Collected data entries:
====

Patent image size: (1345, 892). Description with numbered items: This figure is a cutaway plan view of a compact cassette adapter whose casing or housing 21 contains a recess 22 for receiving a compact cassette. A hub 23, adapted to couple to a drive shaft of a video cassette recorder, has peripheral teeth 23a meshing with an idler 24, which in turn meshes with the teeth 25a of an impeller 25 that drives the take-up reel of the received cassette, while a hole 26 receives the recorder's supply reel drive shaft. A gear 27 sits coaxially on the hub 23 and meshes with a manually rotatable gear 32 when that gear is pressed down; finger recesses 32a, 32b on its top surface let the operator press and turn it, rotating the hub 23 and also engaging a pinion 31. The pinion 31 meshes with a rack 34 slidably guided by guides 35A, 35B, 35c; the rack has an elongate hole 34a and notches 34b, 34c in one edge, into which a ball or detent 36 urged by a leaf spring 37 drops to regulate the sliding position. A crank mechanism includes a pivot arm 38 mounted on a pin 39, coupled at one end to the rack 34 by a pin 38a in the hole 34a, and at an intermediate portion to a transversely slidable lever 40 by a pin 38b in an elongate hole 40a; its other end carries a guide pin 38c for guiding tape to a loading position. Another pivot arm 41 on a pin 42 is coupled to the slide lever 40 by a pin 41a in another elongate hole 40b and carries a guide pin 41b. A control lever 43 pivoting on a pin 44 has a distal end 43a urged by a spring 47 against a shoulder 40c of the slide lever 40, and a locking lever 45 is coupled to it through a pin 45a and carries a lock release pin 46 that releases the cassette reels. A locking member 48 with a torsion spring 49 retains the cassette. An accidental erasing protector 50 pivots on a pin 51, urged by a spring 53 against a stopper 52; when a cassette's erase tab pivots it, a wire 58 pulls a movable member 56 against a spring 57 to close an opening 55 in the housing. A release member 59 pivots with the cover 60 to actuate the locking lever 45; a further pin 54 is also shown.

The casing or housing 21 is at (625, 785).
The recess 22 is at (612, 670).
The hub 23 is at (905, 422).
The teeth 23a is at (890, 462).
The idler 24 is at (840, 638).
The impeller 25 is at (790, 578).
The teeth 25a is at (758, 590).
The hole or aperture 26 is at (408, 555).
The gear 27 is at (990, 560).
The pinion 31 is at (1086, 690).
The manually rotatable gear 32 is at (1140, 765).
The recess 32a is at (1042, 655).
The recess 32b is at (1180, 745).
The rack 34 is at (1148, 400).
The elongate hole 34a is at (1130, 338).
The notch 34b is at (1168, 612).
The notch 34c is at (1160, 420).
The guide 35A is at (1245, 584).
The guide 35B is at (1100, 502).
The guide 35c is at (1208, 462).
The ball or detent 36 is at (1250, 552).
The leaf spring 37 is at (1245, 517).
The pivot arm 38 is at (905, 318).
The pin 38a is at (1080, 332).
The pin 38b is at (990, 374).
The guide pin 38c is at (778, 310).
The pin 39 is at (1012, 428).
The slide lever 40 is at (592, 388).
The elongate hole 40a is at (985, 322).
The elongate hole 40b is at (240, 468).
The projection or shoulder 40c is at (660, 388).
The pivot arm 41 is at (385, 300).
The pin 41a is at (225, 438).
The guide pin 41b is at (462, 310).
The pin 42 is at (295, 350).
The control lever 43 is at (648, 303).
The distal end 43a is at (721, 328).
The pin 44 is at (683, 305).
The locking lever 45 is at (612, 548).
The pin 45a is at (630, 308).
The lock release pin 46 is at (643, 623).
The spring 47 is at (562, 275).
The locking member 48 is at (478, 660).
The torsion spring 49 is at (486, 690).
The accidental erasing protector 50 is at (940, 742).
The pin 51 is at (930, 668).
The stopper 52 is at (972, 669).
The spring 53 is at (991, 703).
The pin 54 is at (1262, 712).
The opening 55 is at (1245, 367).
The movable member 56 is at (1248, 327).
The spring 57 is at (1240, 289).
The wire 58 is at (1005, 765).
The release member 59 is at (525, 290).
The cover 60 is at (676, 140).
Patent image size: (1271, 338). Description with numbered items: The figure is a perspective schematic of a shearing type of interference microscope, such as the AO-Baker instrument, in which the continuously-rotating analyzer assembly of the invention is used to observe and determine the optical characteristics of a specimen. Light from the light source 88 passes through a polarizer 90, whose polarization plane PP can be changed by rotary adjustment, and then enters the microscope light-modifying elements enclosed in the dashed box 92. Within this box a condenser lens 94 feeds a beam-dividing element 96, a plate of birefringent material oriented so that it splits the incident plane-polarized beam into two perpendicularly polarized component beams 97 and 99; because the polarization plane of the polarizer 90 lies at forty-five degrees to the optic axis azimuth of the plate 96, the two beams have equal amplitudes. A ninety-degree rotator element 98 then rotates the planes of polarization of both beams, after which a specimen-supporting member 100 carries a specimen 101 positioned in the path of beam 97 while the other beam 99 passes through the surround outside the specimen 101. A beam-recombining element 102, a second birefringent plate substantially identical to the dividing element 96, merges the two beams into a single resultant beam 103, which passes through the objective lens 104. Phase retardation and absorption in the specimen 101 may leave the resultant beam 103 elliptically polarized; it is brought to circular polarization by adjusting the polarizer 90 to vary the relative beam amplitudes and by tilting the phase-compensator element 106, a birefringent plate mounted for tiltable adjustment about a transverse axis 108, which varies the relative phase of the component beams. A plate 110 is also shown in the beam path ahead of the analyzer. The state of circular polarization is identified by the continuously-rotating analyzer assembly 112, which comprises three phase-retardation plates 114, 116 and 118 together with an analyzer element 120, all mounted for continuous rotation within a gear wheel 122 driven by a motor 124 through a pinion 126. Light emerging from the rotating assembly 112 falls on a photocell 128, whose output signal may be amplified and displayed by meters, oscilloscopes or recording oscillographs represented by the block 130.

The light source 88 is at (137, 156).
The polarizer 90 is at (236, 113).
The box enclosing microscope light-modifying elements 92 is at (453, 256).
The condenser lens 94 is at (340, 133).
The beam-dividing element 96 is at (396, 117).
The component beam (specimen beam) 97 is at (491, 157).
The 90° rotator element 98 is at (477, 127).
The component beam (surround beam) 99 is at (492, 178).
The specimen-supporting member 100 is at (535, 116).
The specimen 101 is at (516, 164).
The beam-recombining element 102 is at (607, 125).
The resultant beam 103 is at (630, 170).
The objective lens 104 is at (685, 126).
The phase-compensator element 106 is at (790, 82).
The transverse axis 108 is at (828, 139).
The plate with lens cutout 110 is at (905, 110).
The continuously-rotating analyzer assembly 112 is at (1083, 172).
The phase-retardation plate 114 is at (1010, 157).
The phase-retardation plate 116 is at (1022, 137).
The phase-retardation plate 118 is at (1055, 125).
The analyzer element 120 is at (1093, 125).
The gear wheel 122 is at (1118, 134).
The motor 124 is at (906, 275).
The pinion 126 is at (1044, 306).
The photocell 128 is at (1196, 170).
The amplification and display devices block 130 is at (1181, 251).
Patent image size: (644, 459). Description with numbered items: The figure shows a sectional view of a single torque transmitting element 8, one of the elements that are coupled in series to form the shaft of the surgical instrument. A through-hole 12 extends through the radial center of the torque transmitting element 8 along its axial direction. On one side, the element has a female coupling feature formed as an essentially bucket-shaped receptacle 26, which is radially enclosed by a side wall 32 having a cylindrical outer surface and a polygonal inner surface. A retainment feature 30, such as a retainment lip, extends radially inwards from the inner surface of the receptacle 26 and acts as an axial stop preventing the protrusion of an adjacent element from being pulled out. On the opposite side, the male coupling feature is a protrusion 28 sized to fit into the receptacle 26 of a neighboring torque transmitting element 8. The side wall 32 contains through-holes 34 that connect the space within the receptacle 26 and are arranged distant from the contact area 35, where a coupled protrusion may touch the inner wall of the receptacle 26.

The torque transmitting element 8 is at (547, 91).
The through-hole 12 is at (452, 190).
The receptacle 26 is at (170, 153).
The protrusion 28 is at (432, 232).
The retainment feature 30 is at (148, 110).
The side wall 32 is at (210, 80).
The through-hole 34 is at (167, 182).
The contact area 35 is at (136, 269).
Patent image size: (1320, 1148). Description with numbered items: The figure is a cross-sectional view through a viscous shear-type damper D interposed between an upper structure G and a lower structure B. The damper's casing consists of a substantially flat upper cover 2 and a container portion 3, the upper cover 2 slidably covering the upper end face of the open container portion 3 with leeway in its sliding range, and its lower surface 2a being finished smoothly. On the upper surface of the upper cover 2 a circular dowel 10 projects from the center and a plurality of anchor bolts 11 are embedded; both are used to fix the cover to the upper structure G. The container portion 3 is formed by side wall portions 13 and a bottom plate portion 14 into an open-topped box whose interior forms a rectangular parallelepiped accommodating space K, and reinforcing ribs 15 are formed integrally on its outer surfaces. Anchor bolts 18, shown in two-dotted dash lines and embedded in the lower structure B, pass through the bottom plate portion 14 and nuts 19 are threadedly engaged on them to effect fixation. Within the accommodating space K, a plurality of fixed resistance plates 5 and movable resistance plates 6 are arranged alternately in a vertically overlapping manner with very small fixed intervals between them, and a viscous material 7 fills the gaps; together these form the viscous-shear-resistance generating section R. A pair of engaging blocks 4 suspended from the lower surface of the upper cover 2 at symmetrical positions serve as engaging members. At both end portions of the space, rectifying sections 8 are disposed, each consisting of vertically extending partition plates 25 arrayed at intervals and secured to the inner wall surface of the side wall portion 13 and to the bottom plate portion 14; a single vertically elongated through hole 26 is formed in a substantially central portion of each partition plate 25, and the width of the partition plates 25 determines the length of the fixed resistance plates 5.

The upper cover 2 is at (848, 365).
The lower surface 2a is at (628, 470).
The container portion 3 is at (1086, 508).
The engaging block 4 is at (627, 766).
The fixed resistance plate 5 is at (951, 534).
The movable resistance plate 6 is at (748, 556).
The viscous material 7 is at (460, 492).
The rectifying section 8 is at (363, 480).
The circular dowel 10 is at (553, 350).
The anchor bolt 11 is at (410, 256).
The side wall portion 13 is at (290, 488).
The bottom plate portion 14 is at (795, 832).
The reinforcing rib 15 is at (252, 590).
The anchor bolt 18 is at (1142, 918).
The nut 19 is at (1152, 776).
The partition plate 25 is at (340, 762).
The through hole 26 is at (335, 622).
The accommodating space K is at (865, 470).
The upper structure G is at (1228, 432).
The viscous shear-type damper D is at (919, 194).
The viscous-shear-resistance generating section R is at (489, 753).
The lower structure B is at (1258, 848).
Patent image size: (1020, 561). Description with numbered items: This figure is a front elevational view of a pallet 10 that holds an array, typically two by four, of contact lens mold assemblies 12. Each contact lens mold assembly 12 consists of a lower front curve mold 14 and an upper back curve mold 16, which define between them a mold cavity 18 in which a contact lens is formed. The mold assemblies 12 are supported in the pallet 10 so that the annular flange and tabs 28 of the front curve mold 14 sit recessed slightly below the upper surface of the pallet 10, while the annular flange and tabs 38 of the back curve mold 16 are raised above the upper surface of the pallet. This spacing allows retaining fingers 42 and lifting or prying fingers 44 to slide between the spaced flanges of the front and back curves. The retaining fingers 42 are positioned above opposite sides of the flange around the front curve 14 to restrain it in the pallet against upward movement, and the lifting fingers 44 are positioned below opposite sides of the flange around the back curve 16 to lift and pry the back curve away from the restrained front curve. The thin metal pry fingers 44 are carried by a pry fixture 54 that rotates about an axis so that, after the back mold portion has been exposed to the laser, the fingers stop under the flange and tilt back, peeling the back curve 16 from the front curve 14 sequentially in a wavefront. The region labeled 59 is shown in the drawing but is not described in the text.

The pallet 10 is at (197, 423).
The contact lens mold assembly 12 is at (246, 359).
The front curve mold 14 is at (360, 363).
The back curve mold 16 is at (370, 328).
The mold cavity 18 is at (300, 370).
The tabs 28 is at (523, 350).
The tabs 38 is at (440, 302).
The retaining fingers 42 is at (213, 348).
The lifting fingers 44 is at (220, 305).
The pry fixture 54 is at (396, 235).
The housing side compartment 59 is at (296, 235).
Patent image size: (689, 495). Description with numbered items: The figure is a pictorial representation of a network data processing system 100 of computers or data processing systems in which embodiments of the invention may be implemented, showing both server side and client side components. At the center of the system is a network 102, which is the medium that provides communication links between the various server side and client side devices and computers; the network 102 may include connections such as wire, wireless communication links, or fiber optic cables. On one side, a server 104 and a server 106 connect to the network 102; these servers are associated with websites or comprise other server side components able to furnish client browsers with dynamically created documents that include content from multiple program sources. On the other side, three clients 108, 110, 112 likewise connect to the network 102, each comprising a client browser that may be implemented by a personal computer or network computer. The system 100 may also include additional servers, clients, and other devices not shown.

====

EXERCISE BRIEF:
Copy out word for word the part of the items that opens with the line containing "Patent image size: (1320, 1148)." and closes with the line containing "The container portion 3 is at (1086, 508).", including both of those lines.

TASK OUTPUT:
Patent image size: (1320, 1148). Description with numbered items: The figure is a cross-sectional view through a viscous shear-type damper D interposed between an upper structure G and a lower structure B. The damper's casing consists of a substantially flat upper cover 2 and a container portion 3, the upper cover 2 slidably covering the upper end face of the open container portion 3 with leeway in its sliding range, and its lower surface 2a being finished smoothly. On the upper surface of the upper cover 2 a circular dowel 10 projects from the center and a plurality of anchor bolts 11 are embedded; both are used to fix the cover to the upper structure G. The container portion 3 is formed by side wall portions 13 and a bottom plate portion 14 into an open-topped box whose interior forms a rectangular parallelepiped accommodating space K, and reinforcing ribs 15 are formed integrally on its outer surfaces. Anchor bolts 18, shown in two-dotted dash lines and embedded in the lower structure B, pass through the bottom plate portion 14 and nuts 19 are threadedly engaged on them to effect fixation. Within the accommodating space K, a plurality of fixed resistance plates 5 and movable resistance plates 6 are arranged alternately in a vertically overlapping manner with very small fixed intervals between them, and a viscous material 7 fills the gaps; together these form the viscous-shear-resistance generating section R. A pair of engaging blocks 4 suspended from the lower surface of the upper cover 2 at symmetrical positions serve as engaging members. At both end portions of the space, rectifying sections 8 are disposed, each consisting of vertically extending partition plates 25 arrayed at intervals and secured to the inner wall surface of the side wall portion 13 and to the bottom plate portion 14; a single vertically elongated through hole 26 is formed in a substantially central portion of each partition plate 25, and the width of the partition plates 25 determines the length of the fixed resistance plates 5.

The upper cover 2 is at (848, 365).
The lower surface 2a is at (628, 470).
The container portion 3 is at (1086, 508).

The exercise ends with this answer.